--- START Provided information ---

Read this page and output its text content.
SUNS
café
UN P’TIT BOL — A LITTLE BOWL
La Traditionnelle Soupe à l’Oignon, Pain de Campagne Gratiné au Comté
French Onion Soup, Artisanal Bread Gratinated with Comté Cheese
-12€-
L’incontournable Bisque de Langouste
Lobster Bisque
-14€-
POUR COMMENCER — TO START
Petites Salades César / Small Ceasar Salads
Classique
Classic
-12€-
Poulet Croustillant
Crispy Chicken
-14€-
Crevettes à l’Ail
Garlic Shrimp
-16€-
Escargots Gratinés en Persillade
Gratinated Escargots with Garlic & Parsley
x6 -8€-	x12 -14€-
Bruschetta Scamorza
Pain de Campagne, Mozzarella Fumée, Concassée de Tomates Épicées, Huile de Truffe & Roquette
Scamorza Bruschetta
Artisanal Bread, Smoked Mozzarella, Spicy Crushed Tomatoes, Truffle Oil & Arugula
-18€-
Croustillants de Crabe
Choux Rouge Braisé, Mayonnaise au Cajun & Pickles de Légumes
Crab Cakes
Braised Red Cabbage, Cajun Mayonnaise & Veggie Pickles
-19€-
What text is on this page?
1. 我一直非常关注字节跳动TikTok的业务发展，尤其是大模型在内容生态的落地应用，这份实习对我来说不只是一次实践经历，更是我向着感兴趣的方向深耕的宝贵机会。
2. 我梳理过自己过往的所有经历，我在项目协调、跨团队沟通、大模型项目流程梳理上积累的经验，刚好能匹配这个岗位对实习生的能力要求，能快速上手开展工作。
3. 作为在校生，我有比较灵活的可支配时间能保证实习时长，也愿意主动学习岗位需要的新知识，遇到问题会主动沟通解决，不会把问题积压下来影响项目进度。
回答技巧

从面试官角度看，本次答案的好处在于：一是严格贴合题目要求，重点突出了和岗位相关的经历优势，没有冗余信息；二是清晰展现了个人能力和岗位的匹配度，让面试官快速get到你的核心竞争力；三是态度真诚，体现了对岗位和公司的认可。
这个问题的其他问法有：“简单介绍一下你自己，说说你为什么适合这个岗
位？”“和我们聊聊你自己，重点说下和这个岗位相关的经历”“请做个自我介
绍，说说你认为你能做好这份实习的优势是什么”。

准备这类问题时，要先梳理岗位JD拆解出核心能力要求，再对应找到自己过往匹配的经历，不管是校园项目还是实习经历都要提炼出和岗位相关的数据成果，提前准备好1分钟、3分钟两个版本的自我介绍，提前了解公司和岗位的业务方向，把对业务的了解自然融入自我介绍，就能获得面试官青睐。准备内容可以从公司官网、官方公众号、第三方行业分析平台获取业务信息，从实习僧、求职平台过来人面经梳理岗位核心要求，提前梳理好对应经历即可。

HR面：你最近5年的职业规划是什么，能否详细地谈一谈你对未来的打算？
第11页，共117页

--- END Provided information ---

What you will do: All of the material above needs to be copied exactly.

Exercise result:
Read this page and output its text content.
SUNS
café
UN P’TIT BOL — A LITTLE BOWL
La Traditionnelle Soupe à l’Oignon, Pain de Campagne Gratiné au Comté
French Onion Soup, Artisanal Bread Gratinated with Comté Cheese
-12€-
L’incontournable Bisque de Langouste
Lobster Bisque
-14€-
POUR COMMENCER — TO START
Petites Salades César / Small Ceasar Salads
Classique
Classic
-12€-
Poulet Croustillant
Crispy Chicken
-14€-
Crevettes à l’Ail
Garlic Shrimp
-16€-
Escargots Gratinés en Persillade
Gratinated Escargots with Garlic & Parsley
x6 -8€-	x12 -14€-
Bruschetta Scamorza
Pain de Campagne, Mozzarella Fumée, Concassée de Tomates Épicées, Huile de Truffe & Roquette
Scamorza Bruschetta
Artisanal Bread, Smoked Mozzarella, Spicy Crushed Tomatoes, Truffle Oil & Arugula
-18€-
Croustillants de Crabe
Choux Rouge Braisé, Mayonnaise au Cajun & Pickles de Légumes
Crab Cakes
Braised Red Cabbage, Cajun Mayonnaise & Veggie Pickles
-19€-
What text is on this page?
1. 我一直非常关注字节跳动TikTok的业务发展，尤其是大模型在内容生态的落地应用，这份实习对我来说不只是一次实践经历，更是我向着感兴趣的方向深耕的宝贵机会。
2. 我梳理过自己过往的所有经历，我在项目协调、跨团队沟通、大模型项目流程梳理上积累的经验，刚好能匹配这个岗位对实习生的能力要求，能快速上手开展工作。
3. 作为在校生，我有比较灵活的可支配时间能保证实习时长，也愿意主动学习岗位需要的新知识，遇到问题会主动沟通解决，不会把问题积压下来影响项目进度。
回答技巧

从面试官角度看，本次答案的好处在于：一是严格贴合题目要求，重点突出了和岗位相关的经历优势，没有冗余信息；二是清晰展现了个人能力和岗位的匹配度，让面试官快速get到你的核心竞争力；三是态度真诚，体现了对岗位和公司的认可。
这个问题的其他问法有：“简单介绍一下你自己，说说你为什么适合这个岗
位？”“和我们聊聊你自己，重点说下和这个岗位相关的经历”“请做个自我介
绍，说说你认为你能做好这份实习的优势是什么”。

准备这类问题时，要先梳理岗位JD拆解出核心能力要求，再对应找到自己过往匹配的经历，不管是校园项目还是实习经历都要提炼出和岗位相关的数据成果，提前准备好1分钟、3分钟两个版本的自我介绍，提前了解公司和岗位的业务方向，把对业务的了解自然融入自我介绍，就能获得面试官青睐。准备内容可以从公司官网、官方公众号、第三方行业分析平台获取业务信息，从实习僧、求职平台过来人面经梳理岗位核心要求，提前梳理好对应经历即可。

HR面：你最近5年的职业规划是什么，能否详细地谈一谈你对未来的打算？
第11页，共117页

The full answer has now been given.